[Stored entries]
########################################

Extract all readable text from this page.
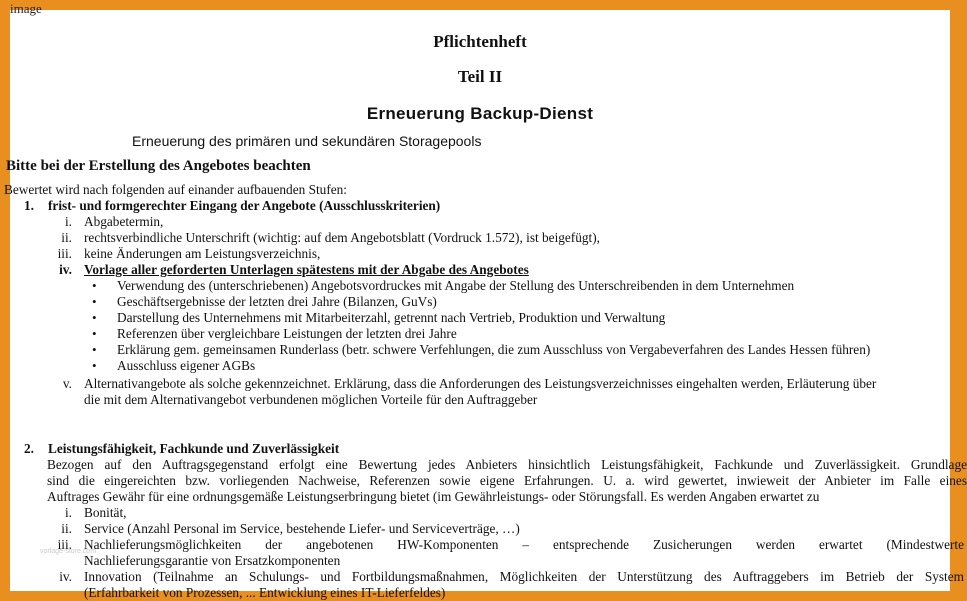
image
Pflichtenheft
Teil II
Erneuerung Backup-Dienst
Erneuerung des primären und sekundären Storagepools
Bitte bei der Erstellung des Angebotes beachten
Bewertet wird nach folgenden auf einander aufbauenden Stufen:
1. frist- und formgerechter Eingang der Angebote (Ausschlusskriterien)
i. Abgabetermin,
ii. rechtsverbindliche Unterschrift (wichtig: auf dem Angebotsblatt (Vordruck 1.572), ist beigefügt),
iii. keine Änderungen am Leistungsverzeichnis,
iv. Vorlage aller geforderten Unterlagen spätestens mit der Abgabe des Angebotes
• Verwendung des (unterschriebenen) Angebotsvordruckes mit Angabe der Stellung des Unterschreibenden in dem Unternehmen
• Geschäftsergebnisse der letzten drei Jahre (Bilanzen, GuVs)
• Darstellung des Unternehmens mit Mitarbeiterzahl, getrennt nach Vertrieb, Produktion und Verwaltung
• Referenzen über vergleichbare Leistungen der letzten drei Jahre
• Erklärung gem. gemeinsamen Runderlass (betr. schwere Verfehlungen, die zum Ausschluss von Vergabeverfahren des Landes Hessen führen)
• Ausschluss eigener AGBs
v. Alternativangebote als solche gekennzeichnet. Erklärung, dass die Anforderungen des Leistungsverzeichnisses eingehalten werden, Erläuterung über
die mit dem Alternativangebot verbundenen möglichen Vorteile für den Auftraggeber
2. Leistungsfähigkeit, Fachkunde und Zuverlässigkeit
Bezogen auf den Auftragsgegenstand erfolgt eine Bewertung jedes Anbieters hinsichtlich Leistungsfähigkeit, Fachkunde und Zuverlässigkeit. Grundlage
sind die eingereichten bzw. vorliegenden Nachweise, Referenzen sowie eigene Erfahrungen. U. a. wird gewertet, inwieweit der Anbieter im Falle eines
Auftrages Gewähr für eine ordnungsgemäße Leistungserbringung bietet (im Gewährleistungs- oder Störungsfall. Es werden Angaben erwartet zu
i. Bonität,
ii. Service (Anzahl Personal im Service, bestehende Liefer- und Serviceverträge, …)
iii. Nachlieferungsmöglichkeiten der angebotenen HW-Komponenten – entsprechende Zusicherungen werden erwartet (Mindestwerte
Nachlieferungsgarantie von Ersatzkomponenten
iv. Innovation (Teilnahme an Schulungs- und Fortbildungsmaßnahmen, Möglichkeiten der Unterstützung des Auftraggebers im Betrieb der System
(Erfahrbarkeit von Prozessen, ... Entwicklung eines IT-Lieferfeldes)
vorlage-store.com
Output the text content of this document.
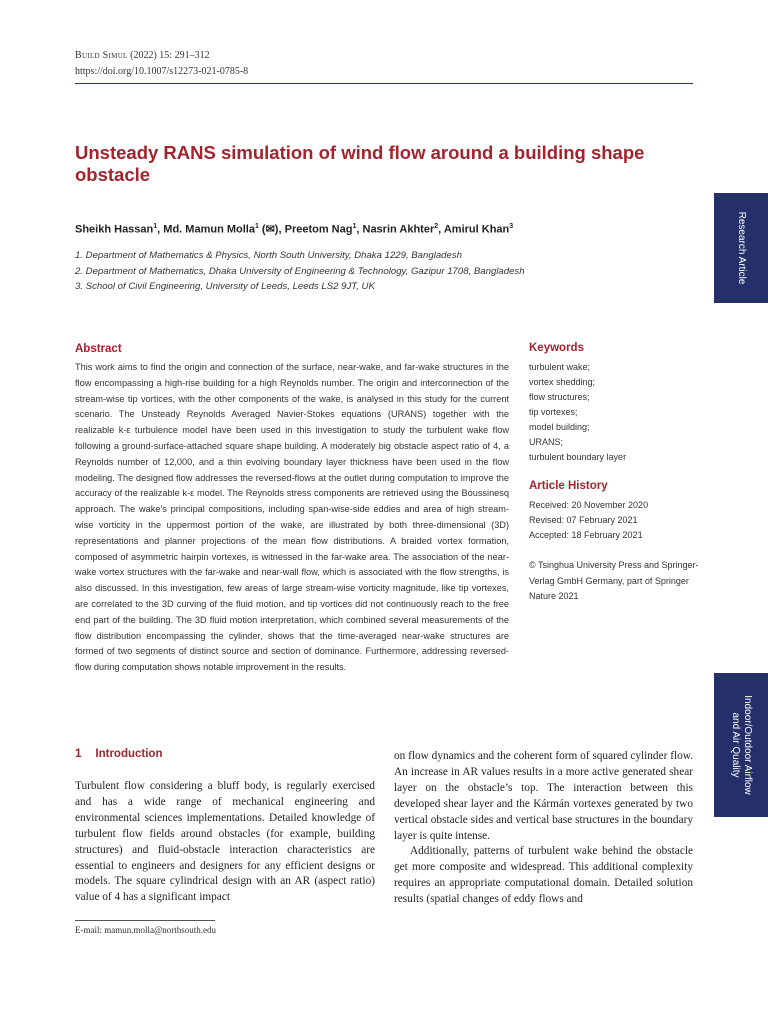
Build Simul (2022) 15: 291–312
https://doi.org/10.1007/s12273-021-0785-8
Unsteady RANS simulation of wind flow around a building shape obstacle
Sheikh Hassan$^1$, Md. Mamun Molla$^1$ (✉), Preetom Nag$^1$, Nasrin Akhter$^2$, Amirul Khan$^3$
1. Department of Mathematics & Physics, North South University, Dhaka 1229, Bangladesh
2. Department of Mathematics, Dhaka University of Engineering & Technology, Gazipur 1708, Bangladesh
3. School of Civil Engineering, University of Leeds, Leeds LS2 9JT, UK
Abstract
This work aims to find the origin and connection of the surface, near-wake, and far-wake structures in the flow encompassing a high-rise building for a high Reynolds number. The origin and interconnection of the stream-wise tip vortices, with the other components of the wake, is analysed in this study for the current scenario. The Unsteady Reynolds Averaged Navier-Stokes equations (URANS) together with the realizable k-ε turbulence model have been used in this investigation to study the turbulent wake flow following a ground-surface-attached square shape building. A moderately big obstacle aspect ratio of 4, a Reynolds number of 12,000, and a thin evolving boundary layer thickness have been used in the flow modeling. The designed flow addresses the reversed-flows at the outlet during computation to improve the accuracy of the realizable k-ε model. The Reynolds stress components are retrieved using the Boussinesq approach. The wake’s principal compositions, including span-wise-side eddies and area of high stream-wise vorticity in the uppermost portion of the wake, are illustrated by both three-dimensional (3D) representations and planner projections of the mean flow distributions. A braided vortex formation, composed of asymmetric hairpin vortexes, is witnessed in the far-wake area. The association of the near-wake vortex structures with the far-wake and near-wall flow, which is associated with the flow strengths, is also discussed. In this investigation, few areas of large stream-wise vorticity magnitude, like tip vortexes, are correlated to the 3D curving of the fluid motion, and tip vortices did not continuously reach to the free end part of the building. The 3D fluid motion interpretation, which combined several measurements of the flow distribution encompassing the cylinder, shows that the time-averaged near-wake structures are formed of two segments of distinct source and section of dominance. Furthermore, addressing reversed-flow during computation shows notable improvement in the results.
Keywords
turbulent wake;
vortex shedding;
flow structures;
tip vortexes;
model building;
URANS;
turbulent boundary layer
Article History
Received: 20 November 2020
Revised: 07 February 2021
Accepted: 18 February 2021
© Tsinghua University Press and Springer-Verlag GmbH Germany, part of Springer Nature 2021
Research Article
Indoor/Outdoor Airflow
and Air Quality
1 Introduction

Turbulent flow considering a bluff body, is regularly exercised and has a wide range of mechanical engineering and environmental sciences implementations. Detailed knowledge of turbulent flow fields around obstacles (for example, building structures) and fluid-obstacle interaction characteristics are essential to engineers and designers for any efficient designs or models. The square cylindrical design with an AR (aspect ratio) value of 4 has a significant impact

on flow dynamics and the coherent form of squared cylinder flow. An increase in AR values results in a more active generated shear layer on the obstacle’s top. The interaction between this developed shear layer and the Kármán vortexes generated by two vertical obstacle sides and vertical base structures in the boundary layer is quite intense.

Additionally, patterns of turbulent wake behind the obstacle get more composite and widespread. This additional complexity requires an appropriate computational domain. Detailed solution results (spatial changes of eddy flows and

E-mail: mamun.molla@northsouth.edu
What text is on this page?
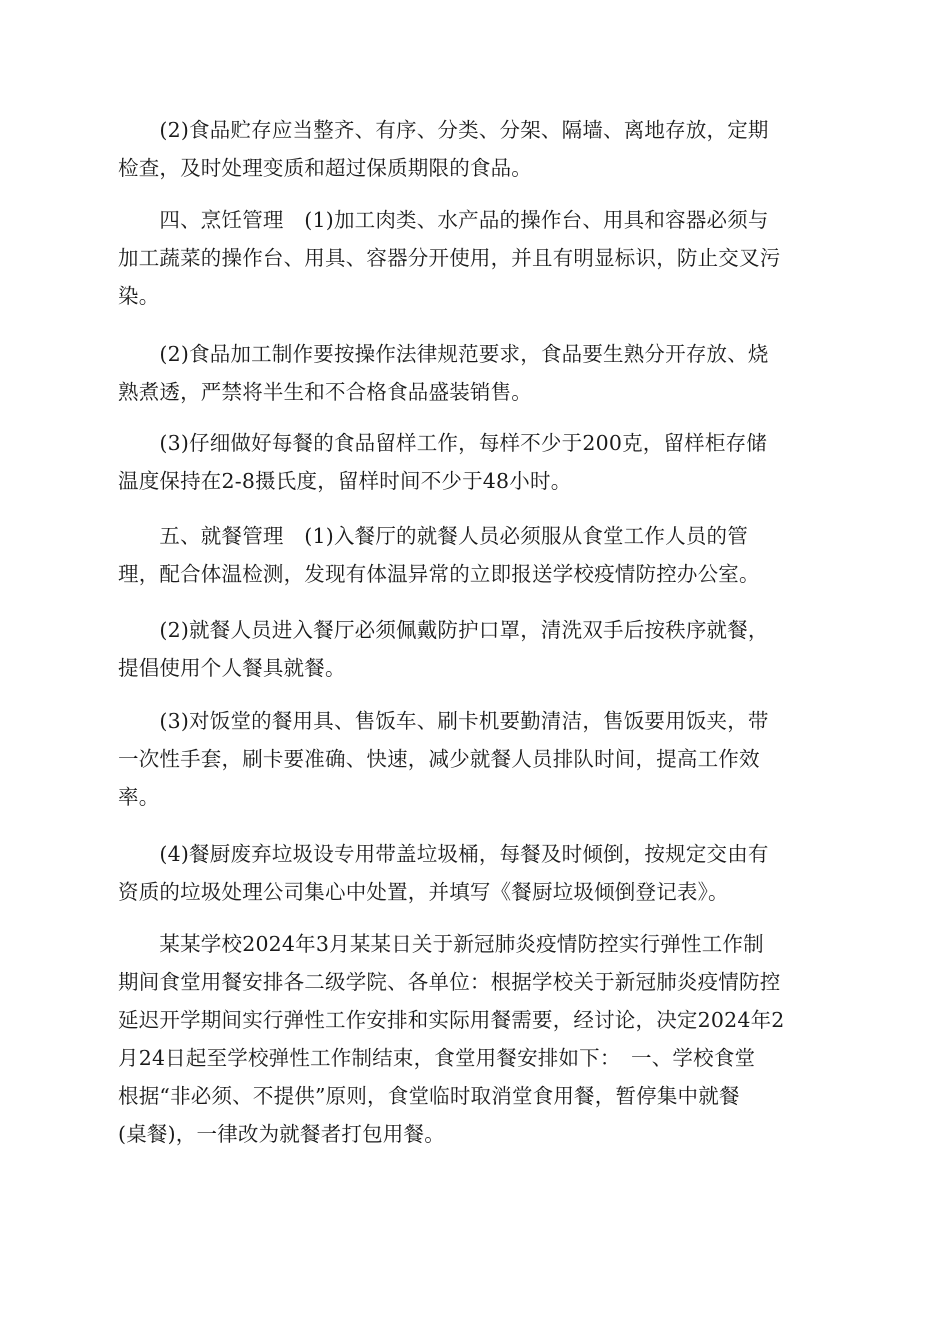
　　(2)食品贮存应当整齐、有序、分类、分架、隔墙、离地存放，定期
检查，及时处理变质和超过保质期限的食品。
　　四、烹饪管理　(1)加工肉类、水产品的操作台、用具和容器必须与
加工蔬菜的操作台、用具、容器分开使用，并且有明显标识，防止交叉污
染。
　　(2)食品加工制作要按操作法律规范要求，食品要生熟分开存放、烧
熟煮透，严禁将半生和不合格食品盛装销售。
　　(3)仔细做好每餐的食品留样工作，每样不少于200克，留样柜存储
温度保持在2-8摄氏度，留样时间不少于48小时。
　　五、就餐管理　(1)入餐厅的就餐人员必须服从食堂工作人员的管
理，配合体温检测，发现有体温异常的立即报送学校疫情防控办公室。
　　(2)就餐人员进入餐厅必须佩戴防护口罩，清洗双手后按秩序就餐，
提倡使用个人餐具就餐。
　　(3)对饭堂的餐用具、售饭车、刷卡机要勤清洁，售饭要用饭夹，带
一次性手套，刷卡要准确、快速，减少就餐人员排队时间，提高工作效
率。
　　(4)餐厨废弃垃圾设专用带盖垃圾桶，每餐及时倾倒，按规定交由有
资质的垃圾处理公司集心中处置，并填写《餐厨垃圾倾倒登记表》。
　　某某学校2024年3月某某日关于新冠肺炎疫情防控实行弹性工作制
期间食堂用餐安排各二级学院、各单位：根据学校关于新冠肺炎疫情防控
延迟开学期间实行弹性工作安排和实际用餐需要，经讨论，决定2024年2
月24日起至学校弹性工作制结束，食堂用餐安排如下：　一、学校食堂
根据“非必须、不提供”原则，食堂临时取消堂食用餐，暂停集中就餐
(桌餐)，一律改为就餐者打包用餐。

########################################

What is needed
Each record above is to be restated exactly, with its pictures removed from the copy.

Answer to the problem
Extract all readable text from this page.
image
Pflichtenheft
Teil II
Erneuerung Backup-Dienst
Erneuerung des primären und sekundären Storagepools
Bitte bei der Erstellung des Angebotes beachten
Bewertet wird nach folgenden auf einander aufbauenden Stufen:
1. frist- und formgerechter Eingang der Angebote (Ausschlusskriterien)
i. Abgabetermin,
ii. rechtsverbindliche Unterschrift (wichtig: auf dem Angebotsblatt (Vordruck 1.572), ist beigefügt),
iii. keine Änderungen am Leistungsverzeichnis,
iv. Vorlage aller geforderten Unterlagen spätestens mit der Abgabe des Angebotes
• Verwendung des (unterschriebenen) Angebotsvordruckes mit Angabe der Stellung des Unterschreibenden in dem Unternehmen
• Geschäftsergebnisse der letzten drei Jahre (Bilanzen, GuVs)
• Darstellung des Unternehmens mit Mitarbeiterzahl, getrennt nach Vertrieb, Produktion und Verwaltung
• Referenzen über vergleichbare Leistungen der letzten drei Jahre
• Erklärung gem. gemeinsamen Runderlass (betr. schwere Verfehlungen, die zum Ausschluss von Vergabeverfahren des Landes Hessen führen)
• Ausschluss eigener AGBs
v. Alternativangebote als solche gekennzeichnet. Erklärung, dass die Anforderungen des Leistungsverzeichnisses eingehalten werden, Erläuterung über
die mit dem Alternativangebot verbundenen möglichen Vorteile für den Auftraggeber
2. Leistungsfähigkeit, Fachkunde und Zuverlässigkeit
Bezogen auf den Auftragsgegenstand erfolgt eine Bewertung jedes Anbieters hinsichtlich Leistungsfähigkeit, Fachkunde und Zuverlässigkeit. Grundlage
sind die eingereichten bzw. vorliegenden Nachweise, Referenzen sowie eigene Erfahrungen. U. a. wird gewertet, inwieweit der Anbieter im Falle eines
Auftrages Gewähr für eine ordnungsgemäße Leistungserbringung bietet (im Gewährleistungs- oder Störungsfall. Es werden Angaben erwartet zu
i. Bonität,
ii. Service (Anzahl Personal im Service, bestehende Liefer- und Serviceverträge, …)
iii. Nachlieferungsmöglichkeiten der angebotenen HW-Komponenten – entsprechende Zusicherungen werden erwartet (Mindestwerte
Nachlieferungsgarantie von Ersatzkomponenten
iv. Innovation (Teilnahme an Schulungs- und Fortbildungsmaßnahmen, Möglichkeiten der Unterstützung des Auftraggebers im Betrieb der System
(Erfahrbarkeit von Prozessen, ... Entwicklung eines IT-Lieferfeldes)
vorlage-store.com
Output the text content of this document.
Build Simul (2022) 15: 291–312
https://doi.org/10.1007/s12273-021-0785-8
Unsteady RANS simulation of wind flow around a building shape obstacle
Sheikh Hassan$^1$, Md. Mamun Molla$^1$ (✉), Preetom Nag$^1$, Nasrin Akhter$^2$, Amirul Khan$^3$
1. Department of Mathematics & Physics, North South University, Dhaka 1229, Bangladesh
2. Department of Mathematics, Dhaka University of Engineering & Technology, Gazipur 1708, Bangladesh
3. School of Civil Engineering, University of Leeds, Leeds LS2 9JT, UK
Abstract
This work aims to find the origin and connection of the surface, near-wake, and far-wake structures in the flow encompassing a high-rise building for a high Reynolds number. The origin and interconnection of the stream-wise tip vortices, with the other components of the wake, is analysed in this study for the current scenario. The Unsteady Reynolds Averaged Navier-Stokes equations (URANS) together with the realizable k-ε turbulence model have been used in this investigation to study the turbulent wake flow following a ground-surface-attached square shape building. A moderately big obstacle aspect ratio of 4, a Reynolds number of 12,000, and a thin evolving boundary layer thickness have been used in the flow modeling. The designed flow addresses the reversed-flows at the outlet during computation to improve the accuracy of the realizable k-ε model. The Reynolds stress components are retrieved using the Boussinesq approach. The wake’s principal compositions, including span-wise-side eddies and area of high stream-wise vorticity in the uppermost portion of the wake, are illustrated by both three-dimensional (3D) representations and planner projections of the mean flow distributions. A braided vortex formation, composed of asymmetric hairpin vortexes, is witnessed in the far-wake area. The association of the near-wake vortex structures with the far-wake and near-wall flow, which is associated with the flow strengths, is also discussed. In this investigation, few areas of large stream-wise vorticity magnitude, like tip vortexes, are correlated to the 3D curving of the fluid motion, and tip vortices did not continuously reach to the free end part of the building. The 3D fluid motion interpretation, which combined several measurements of the flow distribution encompassing the cylinder, shows that the time-averaged near-wake structures are formed of two segments of distinct source and section of dominance. Furthermore, addressing reversed-flow during computation shows notable improvement in the results.
Keywords
turbulent wake;
vortex shedding;
flow structures;
tip vortexes;
model building;
URANS;
turbulent boundary layer
Article History
Received: 20 November 2020
Revised: 07 February 2021
Accepted: 18 February 2021
© Tsinghua University Press and Springer-Verlag GmbH Germany, part of Springer Nature 2021
Research Article
Indoor/Outdoor Airflow
and Air Quality
1 Introduction

Turbulent flow considering a bluff body, is regularly exercised and has a wide range of mechanical engineering and environmental sciences implementations. Detailed knowledge of turbulent flow fields around obstacles (for example, building structures) and fluid-obstacle interaction characteristics are essential to engineers and designers for any efficient designs or models. The square cylindrical design with an AR (aspect ratio) value of 4 has a significant impact

on flow dynamics and the coherent form of squared cylinder flow. An increase in AR values results in a more active generated shear layer on the obstacle’s top. The interaction between this developed shear layer and the Kármán vortexes generated by two vertical obstacle sides and vertical base structures in the boundary layer is quite intense.

Additionally, patterns of turbulent wake behind the obstacle get more composite and widespread. This additional complexity requires an appropriate computational domain. Detailed solution results (spatial changes of eddy flows and

E-mail: mamun.molla@northsouth.edu
What text is on this page?
　　(2)食品贮存应当整齐、有序、分类、分架、隔墙、离地存放，定期
检查，及时处理变质和超过保质期限的食品。
　　四、烹饪管理　(1)加工肉类、水产品的操作台、用具和容器必须与
加工蔬菜的操作台、用具、容器分开使用，并且有明显标识，防止交叉污
染。
　　(2)食品加工制作要按操作法律规范要求，食品要生熟分开存放、烧
熟煮透，严禁将半生和不合格食品盛装销售。
　　(3)仔细做好每餐的食品留样工作，每样不少于200克，留样柜存储
温度保持在2-8摄氏度，留样时间不少于48小时。
　　五、就餐管理　(1)入餐厅的就餐人员必须服从食堂工作人员的管
理，配合体温检测，发现有体温异常的立即报送学校疫情防控办公室。
　　(2)就餐人员进入餐厅必须佩戴防护口罩，清洗双手后按秩序就餐，
提倡使用个人餐具就餐。
　　(3)对饭堂的餐用具、售饭车、刷卡机要勤清洁，售饭要用饭夹，带
一次性手套，刷卡要准确、快速，减少就餐人员排队时间，提高工作效
率。
　　(4)餐厨废弃垃圾设专用带盖垃圾桶，每餐及时倾倒，按规定交由有
资质的垃圾处理公司集心中处置，并填写《餐厨垃圾倾倒登记表》。
　　某某学校2024年3月某某日关于新冠肺炎疫情防控实行弹性工作制
期间食堂用餐安排各二级学院、各单位：根据学校关于新冠肺炎疫情防控
延迟开学期间实行弹性工作安排和实际用餐需要，经讨论，决定2024年2
月24日起至学校弹性工作制结束，食堂用餐安排如下：　一、学校食堂
根据“非必须、不提供”原则，食堂临时取消堂食用餐，暂停集中就餐
(桌餐)，一律改为就餐者打包用餐。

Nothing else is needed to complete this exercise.